═════ Records for the task

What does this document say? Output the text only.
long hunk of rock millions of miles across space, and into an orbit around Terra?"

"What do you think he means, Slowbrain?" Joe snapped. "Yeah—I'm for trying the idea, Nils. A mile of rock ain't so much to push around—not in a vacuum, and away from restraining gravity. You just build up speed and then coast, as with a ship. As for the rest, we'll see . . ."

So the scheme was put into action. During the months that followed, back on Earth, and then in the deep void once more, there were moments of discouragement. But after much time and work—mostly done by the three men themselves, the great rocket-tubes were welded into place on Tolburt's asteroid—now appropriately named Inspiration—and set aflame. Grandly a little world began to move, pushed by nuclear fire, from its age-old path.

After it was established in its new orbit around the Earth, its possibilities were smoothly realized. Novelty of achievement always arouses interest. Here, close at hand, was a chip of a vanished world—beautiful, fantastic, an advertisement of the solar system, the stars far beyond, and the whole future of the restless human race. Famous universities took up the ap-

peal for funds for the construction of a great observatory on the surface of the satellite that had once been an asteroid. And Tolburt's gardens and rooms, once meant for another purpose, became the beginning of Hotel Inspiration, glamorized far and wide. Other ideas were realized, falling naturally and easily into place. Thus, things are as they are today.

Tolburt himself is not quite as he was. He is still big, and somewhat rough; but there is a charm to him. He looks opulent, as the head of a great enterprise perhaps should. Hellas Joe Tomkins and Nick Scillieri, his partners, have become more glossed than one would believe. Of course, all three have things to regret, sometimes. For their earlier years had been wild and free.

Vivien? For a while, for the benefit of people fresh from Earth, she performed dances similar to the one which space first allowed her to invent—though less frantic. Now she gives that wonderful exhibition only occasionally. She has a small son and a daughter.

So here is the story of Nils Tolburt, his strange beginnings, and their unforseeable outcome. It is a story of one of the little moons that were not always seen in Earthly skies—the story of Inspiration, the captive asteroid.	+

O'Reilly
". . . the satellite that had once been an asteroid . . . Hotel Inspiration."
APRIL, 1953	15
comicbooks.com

══════════

▸ Problem details: Reproduce all the records precisely.

▸ The reply:
What does this document say? Output the text only.
long hunk of rock millions of miles across space, and into an orbit around Terra?"

"What do you think he means, Slowbrain?" Joe snapped. "Yeah—I'm for trying the idea, Nils. A mile of rock ain't so much to push around—not in a vacuum, and away from restraining gravity. You just build up speed and then coast, as with a ship. As for the rest, we'll see . . ."

So the scheme was put into action. During the months that followed, back on Earth, and then in the deep void once more, there were moments of discouragement. But after much time and work—mostly done by the three men themselves, the great rocket-tubes were welded into place on Tolburt's asteroid—now appropriately named Inspiration—and set aflame. Grandly a little world began to move, pushed by nuclear fire, from its age-old path.

After it was established in its new orbit around the Earth, its possibilities were smoothly realized. Novelty of achievement always arouses interest. Here, close at hand, was a chip of a vanished world—beautiful, fantastic, an advertisement of the solar system, the stars far beyond, and the whole future of the restless human race. Famous universities took up the ap-

peal for funds for the construction of a great observatory on the surface of the satellite that had once been an asteroid. And Tolburt's gardens and rooms, once meant for another purpose, became the beginning of Hotel Inspiration, glamorized far and wide. Other ideas were realized, falling naturally and easily into place. Thus, things are as they are today.

Tolburt himself is not quite as he was. He is still big, and somewhat rough; but there is a charm to him. He looks opulent, as the head of a great enterprise perhaps should. Hellas Joe Tomkins and Nick Scillieri, his partners, have become more glossed than one would believe. Of course, all three have things to regret, sometimes. For their earlier years had been wild and free.

Vivien? For a while, for the benefit of people fresh from Earth, she performed dances similar to the one which space first allowed her to invent—though less frantic. Now she gives that wonderful exhibition only occasionally. She has a small son and a daughter.

So here is the story of Nils Tolburt, his strange beginnings, and their unforseeable outcome. It is a story of one of the little moons that were not always seen in Earthly skies—the story of Inspiration, the captive asteroid.	+

O'Reilly
". . . the satellite that had once been an asteroid . . . Hotel Inspiration."
APRIL, 1953	15
comicbooks.com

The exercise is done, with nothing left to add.